--- begin DATA RECORDS ---

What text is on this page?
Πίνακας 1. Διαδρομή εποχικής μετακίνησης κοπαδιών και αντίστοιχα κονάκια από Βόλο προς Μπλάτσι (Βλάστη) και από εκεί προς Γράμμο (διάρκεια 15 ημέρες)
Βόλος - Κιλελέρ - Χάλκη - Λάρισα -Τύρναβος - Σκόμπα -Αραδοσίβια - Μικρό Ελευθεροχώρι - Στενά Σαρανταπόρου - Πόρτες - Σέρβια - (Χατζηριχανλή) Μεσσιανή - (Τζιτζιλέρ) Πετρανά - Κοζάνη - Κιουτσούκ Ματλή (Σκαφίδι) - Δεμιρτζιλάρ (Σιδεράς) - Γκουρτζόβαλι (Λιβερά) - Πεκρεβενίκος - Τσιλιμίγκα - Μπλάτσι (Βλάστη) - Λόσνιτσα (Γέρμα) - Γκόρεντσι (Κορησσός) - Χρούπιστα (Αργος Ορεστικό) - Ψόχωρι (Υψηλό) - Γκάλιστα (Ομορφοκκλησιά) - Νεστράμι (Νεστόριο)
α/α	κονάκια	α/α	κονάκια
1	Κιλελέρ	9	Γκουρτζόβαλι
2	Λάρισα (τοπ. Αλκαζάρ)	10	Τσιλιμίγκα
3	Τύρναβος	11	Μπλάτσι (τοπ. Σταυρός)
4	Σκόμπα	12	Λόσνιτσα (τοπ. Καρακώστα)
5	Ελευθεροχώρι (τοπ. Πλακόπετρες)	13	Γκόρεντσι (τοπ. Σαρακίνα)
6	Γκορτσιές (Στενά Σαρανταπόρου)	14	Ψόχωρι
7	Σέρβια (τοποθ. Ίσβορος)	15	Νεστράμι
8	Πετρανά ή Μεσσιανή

--- end DATA RECORDS ---
--- begin DATA RECORDS ---

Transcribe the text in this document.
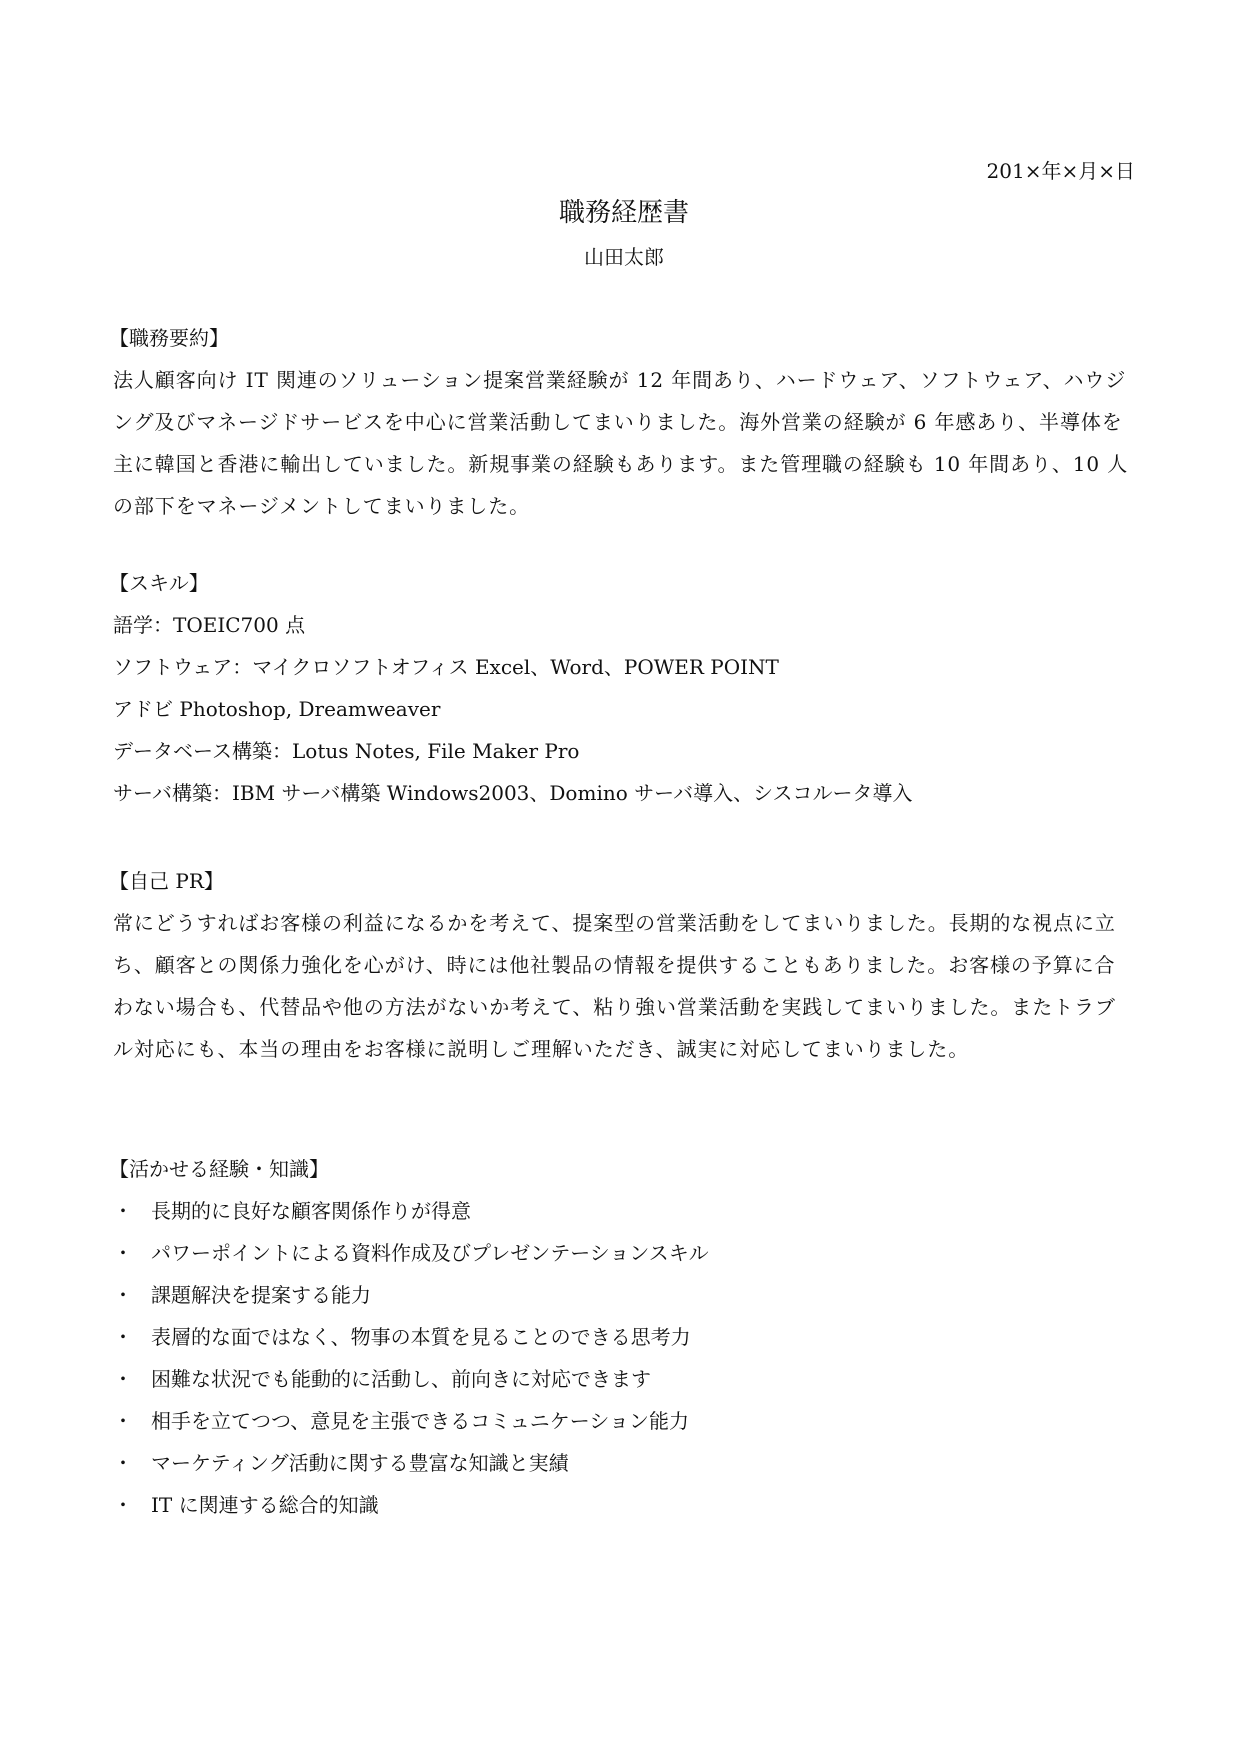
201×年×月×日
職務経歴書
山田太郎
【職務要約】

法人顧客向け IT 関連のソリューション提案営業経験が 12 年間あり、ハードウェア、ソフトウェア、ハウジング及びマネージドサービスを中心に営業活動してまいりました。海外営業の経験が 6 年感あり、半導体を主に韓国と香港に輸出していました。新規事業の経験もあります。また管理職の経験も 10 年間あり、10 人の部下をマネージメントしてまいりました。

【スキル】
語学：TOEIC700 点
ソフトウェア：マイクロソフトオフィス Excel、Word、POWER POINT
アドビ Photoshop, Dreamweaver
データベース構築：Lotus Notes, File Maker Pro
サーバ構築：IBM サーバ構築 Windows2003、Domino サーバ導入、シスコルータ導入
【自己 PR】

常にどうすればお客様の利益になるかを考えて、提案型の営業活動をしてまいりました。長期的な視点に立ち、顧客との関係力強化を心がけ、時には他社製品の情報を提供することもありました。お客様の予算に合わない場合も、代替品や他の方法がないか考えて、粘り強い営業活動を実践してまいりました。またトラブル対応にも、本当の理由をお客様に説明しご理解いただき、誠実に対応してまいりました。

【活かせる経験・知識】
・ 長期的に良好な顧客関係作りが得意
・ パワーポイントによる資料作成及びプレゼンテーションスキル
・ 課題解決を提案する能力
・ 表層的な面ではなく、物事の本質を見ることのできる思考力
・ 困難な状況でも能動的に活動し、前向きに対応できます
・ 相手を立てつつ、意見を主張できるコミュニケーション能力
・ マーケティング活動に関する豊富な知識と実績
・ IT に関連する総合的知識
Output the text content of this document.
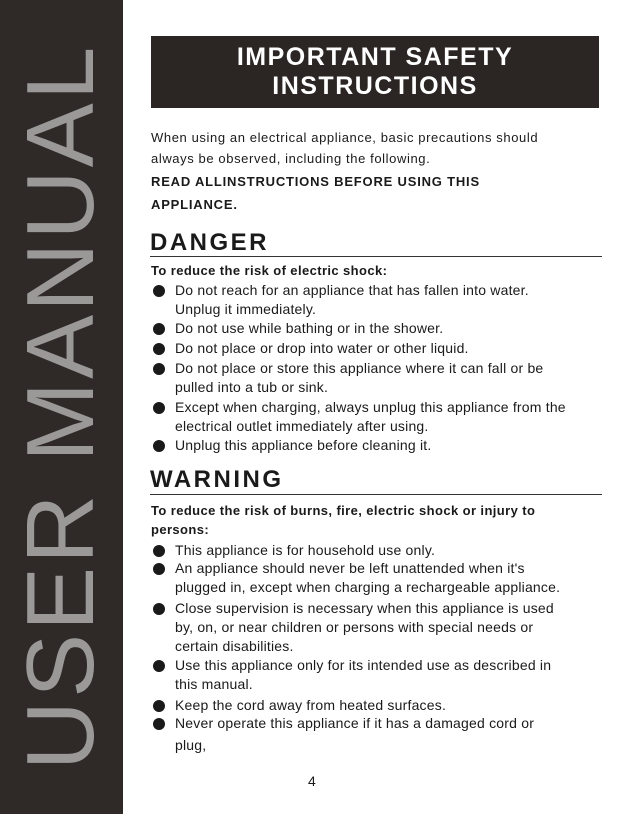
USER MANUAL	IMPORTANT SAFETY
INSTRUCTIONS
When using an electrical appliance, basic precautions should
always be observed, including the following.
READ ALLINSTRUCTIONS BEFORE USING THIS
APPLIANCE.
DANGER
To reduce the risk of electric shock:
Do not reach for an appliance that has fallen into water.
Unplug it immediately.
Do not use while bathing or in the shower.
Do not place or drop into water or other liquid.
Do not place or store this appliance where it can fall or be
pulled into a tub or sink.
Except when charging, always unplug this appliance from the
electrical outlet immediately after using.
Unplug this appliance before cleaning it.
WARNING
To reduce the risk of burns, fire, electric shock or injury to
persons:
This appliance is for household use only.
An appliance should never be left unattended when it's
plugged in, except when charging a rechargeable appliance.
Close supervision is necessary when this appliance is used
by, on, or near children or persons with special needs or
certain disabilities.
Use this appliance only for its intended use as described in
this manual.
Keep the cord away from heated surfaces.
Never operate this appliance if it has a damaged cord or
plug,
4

--- end DATA RECORDS ---
--- begin DATA RECORDS ---

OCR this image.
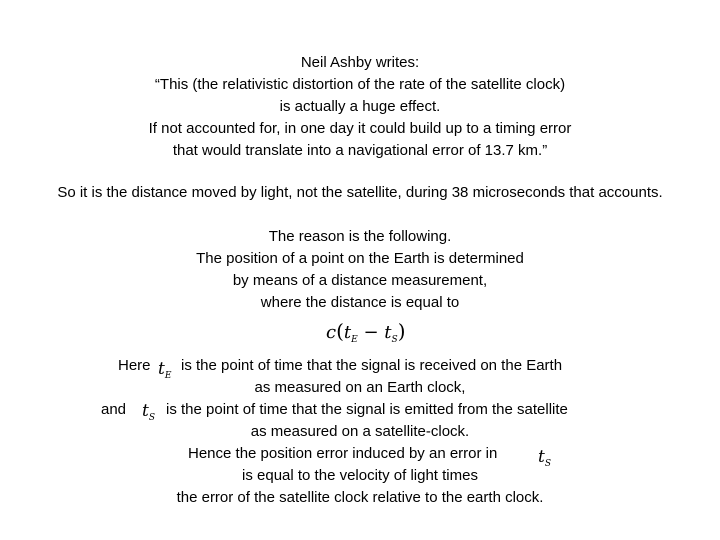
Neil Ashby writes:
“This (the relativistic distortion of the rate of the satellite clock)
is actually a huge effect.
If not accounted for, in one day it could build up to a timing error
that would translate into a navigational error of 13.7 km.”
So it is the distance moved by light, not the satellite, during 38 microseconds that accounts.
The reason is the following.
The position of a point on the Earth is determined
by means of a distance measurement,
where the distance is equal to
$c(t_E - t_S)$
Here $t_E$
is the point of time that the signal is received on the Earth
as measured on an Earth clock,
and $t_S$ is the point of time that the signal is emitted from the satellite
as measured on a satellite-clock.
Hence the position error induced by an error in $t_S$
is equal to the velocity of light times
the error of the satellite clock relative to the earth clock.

--- end DATA RECORDS ---

> **WHAT TO WORK ON**: Pull out all lines containing "Γκόρεντσι".

> **FINISHED TASK**:
Βόλος - Κιλελέρ - Χάλκη - Λάρισα -Τύρναβος - Σκόμπα -Αραδοσίβια - Μικρό Ελευθεροχώρι - Στενά Σαρανταπόρου - Πόρτες - Σέρβια - (Χατζηριχανλή) Μεσσιανή - (Τζιτζιλέρ) Πετρανά - Κοζάνη - Κιουτσούκ Ματλή (Σκαφίδι) - Δεμιρτζιλάρ (Σιδεράς) - Γκουρτζόβαλι (Λιβερά) - Πεκρεβενίκος - Τσιλιμίγκα - Μπλάτσι (Βλάστη) - Λόσνιτσα (Γέρμα) - Γκόρεντσι (Κορησσός) - Χρούπιστα (Αργος Ορεστικό) - Ψόχωρι (Υψηλό) - Γκάλιστα (Ομορφοκκλησιά) - Νεστράμι (Νεστόριο)
5	Ελευθεροχώρι (τοπ. Πλακόπετρες)	13	Γκόρεντσι (τοπ. Σαρακίνα)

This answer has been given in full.